:: Records provided ::
=====

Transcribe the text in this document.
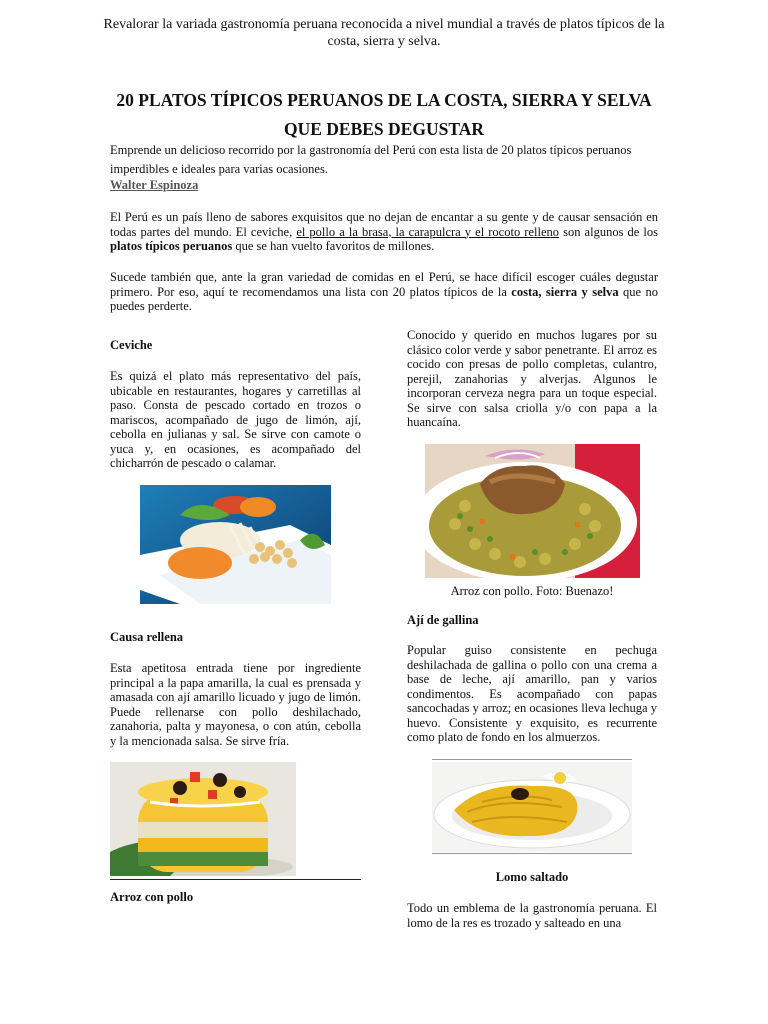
Revalorar la variada gastronomía peruana reconocida a nivel mundial a través de platos típicos de la costa, sierra y selva.
20 PLATOS TÍPICOS PERUANOS DE LA COSTA, SIERRA Y SELVA QUE DEBES DEGUSTAR
Emprende un delicioso recorrido por la gastronomía del Perú con esta lista de 20 platos típicos peruanos imperdibles e ideales para varias ocasiones.
Walter Espinoza
El Perú es un país lleno de sabores exquisitos que no dejan de encantar a su gente y de causar sensación en todas partes del mundo. El ceviche, el pollo a la brasa, la carapulcra y el rocoto relleno son algunos de los platos típicos peruanos que se han vuelto favoritos de millones.
Sucede también que, ante la gran variedad de comidas en el Perú, se hace difícil escoger cuáles degustar primero. Por eso, aquí te recomendamos una lista con 20 platos típicos de la costa, sierra y selva que no puedes perderte.
Ceviche
Es quizá el plato más representativo del país, ubicable en restaurantes, hogares y carretillas al paso. Consta de pescado cortado en trozos o mariscos, acompañado de jugo de limón, ají, cebolla en julianas y sal. Se sirve con camote o yuca y, en ocasiones, es acompañado del chicharrón de pescado o calamar.
Causa rellena
Esta apetitosa entrada tiene por ingrediente principal a la papa amarilla, la cual es prensada y amasada con ají amarillo licuado y jugo de limón. Puede rellenarse con pollo deshilachado, zanahoria, palta y mayonesa, o con atún, cebolla y la mencionada salsa. Se sirve fría.
Arroz con pollo
Conocido y querido en muchos lugares por su clásico color verde y sabor penetrante. El arroz es cocido con presas de pollo completas, culantro, perejil, zanahorias y alverjas. Algunos le incorporan cerveza negra para un toque especial. Se sirve con salsa criolla y/o con papa a la huancaína.
Arroz con pollo. Foto: Buenazo!
Ají de gallina
Popular guiso consistente en pechuga deshilachada de gallina o pollo con una crema a base de leche, ají amarillo, pan y varios condimentos. Es acompañado con papas sancochadas y arroz; en ocasiones lleva lechuga y huevo. Consistente y exquisito, es recurrente como plato de fondo en los almuerzos.
Lomo saltado
Todo un emblema de la gastronomía peruana. El lomo de la res es trozado y salteado en una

=====

:: Set exercise ::
Which lines in the data above contain "limón"? Show each one.

:: Solution ::
Es quizá el plato más representativo del país, ubicable en restaurantes, hogares y carretillas al paso. Consta de pescado cortado en trozos o mariscos, acompañado de jugo de limón, ají, cebolla en julianas y sal. Se sirve con camote o yuca y, en ocasiones, es acompañado del chicharrón de pescado o calamar.
Esta apetitosa entrada tiene por ingrediente principal a la papa amarilla, la cual es prensada y amasada con ají amarillo licuado y jugo de limón. Puede rellenarse con pollo deshilachado, zanahoria, palta y mayonesa, o con atún, cebolla y la mencionada salsa. Se sirve fría.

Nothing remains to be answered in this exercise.